**Excerpted records**
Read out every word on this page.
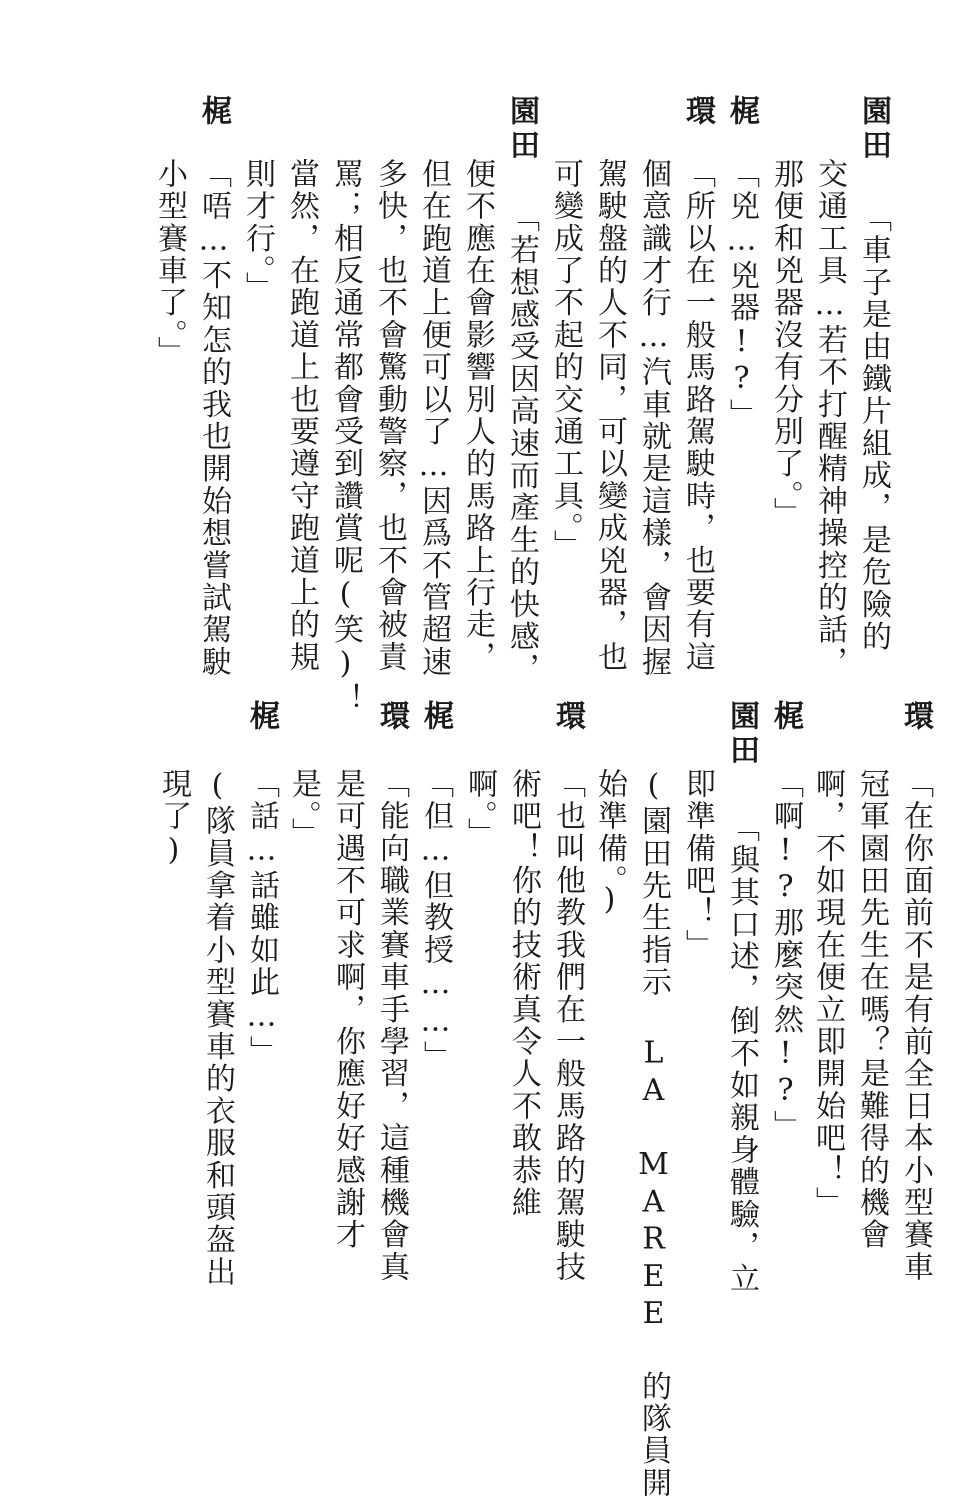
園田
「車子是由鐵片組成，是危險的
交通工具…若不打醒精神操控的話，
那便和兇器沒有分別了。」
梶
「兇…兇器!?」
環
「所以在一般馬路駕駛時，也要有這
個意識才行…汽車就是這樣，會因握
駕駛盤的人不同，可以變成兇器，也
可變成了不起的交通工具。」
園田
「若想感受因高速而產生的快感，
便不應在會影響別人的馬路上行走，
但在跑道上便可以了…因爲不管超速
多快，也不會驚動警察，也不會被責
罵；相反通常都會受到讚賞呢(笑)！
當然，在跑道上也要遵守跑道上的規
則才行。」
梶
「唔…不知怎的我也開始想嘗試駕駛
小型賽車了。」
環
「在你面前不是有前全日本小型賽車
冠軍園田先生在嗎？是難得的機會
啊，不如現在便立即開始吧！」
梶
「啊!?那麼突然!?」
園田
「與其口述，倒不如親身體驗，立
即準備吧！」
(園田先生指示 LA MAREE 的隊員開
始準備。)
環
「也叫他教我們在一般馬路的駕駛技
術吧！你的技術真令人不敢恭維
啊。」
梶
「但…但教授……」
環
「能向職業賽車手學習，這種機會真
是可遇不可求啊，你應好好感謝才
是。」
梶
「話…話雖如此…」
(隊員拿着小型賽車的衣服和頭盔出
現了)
---
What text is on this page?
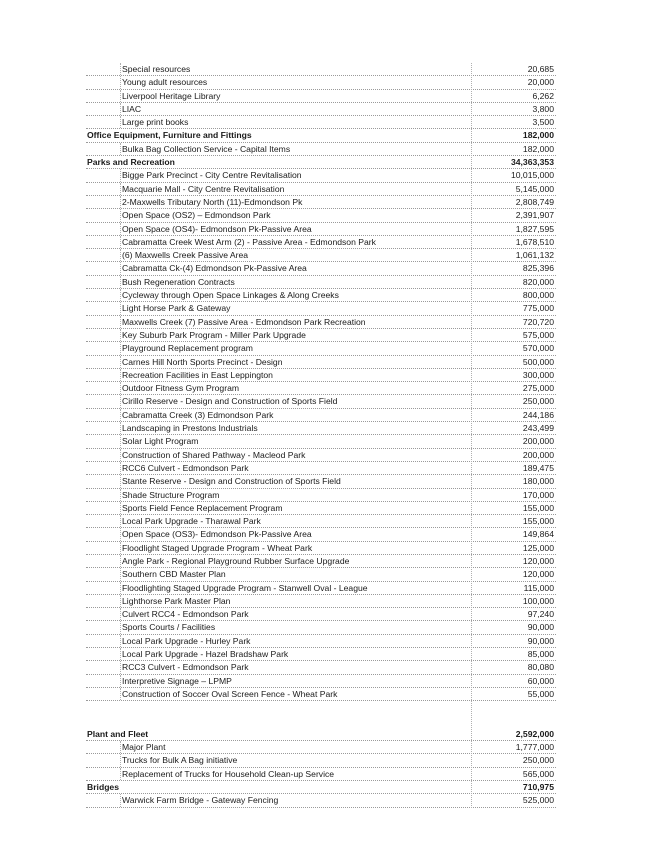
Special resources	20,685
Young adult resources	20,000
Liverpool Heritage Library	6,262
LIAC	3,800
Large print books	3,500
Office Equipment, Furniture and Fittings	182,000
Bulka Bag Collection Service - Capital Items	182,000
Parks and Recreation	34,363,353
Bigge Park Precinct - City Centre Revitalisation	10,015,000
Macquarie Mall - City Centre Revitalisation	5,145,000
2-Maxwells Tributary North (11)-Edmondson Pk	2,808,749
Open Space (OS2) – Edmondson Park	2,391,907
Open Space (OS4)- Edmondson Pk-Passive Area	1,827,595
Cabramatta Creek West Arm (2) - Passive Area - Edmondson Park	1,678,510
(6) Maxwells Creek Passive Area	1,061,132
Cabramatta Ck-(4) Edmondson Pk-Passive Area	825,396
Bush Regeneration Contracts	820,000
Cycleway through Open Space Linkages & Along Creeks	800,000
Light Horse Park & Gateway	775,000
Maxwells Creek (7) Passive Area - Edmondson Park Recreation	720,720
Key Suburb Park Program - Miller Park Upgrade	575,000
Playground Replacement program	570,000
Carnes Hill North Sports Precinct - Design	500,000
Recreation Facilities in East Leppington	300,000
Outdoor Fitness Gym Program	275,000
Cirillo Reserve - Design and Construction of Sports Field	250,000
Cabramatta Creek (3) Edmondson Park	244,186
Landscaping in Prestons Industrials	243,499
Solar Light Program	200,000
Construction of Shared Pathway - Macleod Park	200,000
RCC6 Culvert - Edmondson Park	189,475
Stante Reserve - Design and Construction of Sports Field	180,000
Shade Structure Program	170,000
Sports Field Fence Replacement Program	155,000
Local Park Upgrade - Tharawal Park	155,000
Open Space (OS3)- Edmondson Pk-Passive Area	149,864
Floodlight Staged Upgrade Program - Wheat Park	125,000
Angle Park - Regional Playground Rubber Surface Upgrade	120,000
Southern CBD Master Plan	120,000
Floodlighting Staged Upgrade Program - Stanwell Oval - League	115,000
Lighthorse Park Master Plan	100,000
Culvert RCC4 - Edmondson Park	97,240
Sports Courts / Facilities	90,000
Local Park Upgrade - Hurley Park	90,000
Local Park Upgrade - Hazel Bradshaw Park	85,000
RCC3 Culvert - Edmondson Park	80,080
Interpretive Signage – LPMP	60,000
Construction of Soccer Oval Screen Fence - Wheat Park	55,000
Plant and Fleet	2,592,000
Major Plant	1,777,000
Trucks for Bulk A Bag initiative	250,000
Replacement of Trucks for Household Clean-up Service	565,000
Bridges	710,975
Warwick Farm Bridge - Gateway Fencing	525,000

**To be done**
State how many lines above include the word "this", and nothing more.

**Solution**
2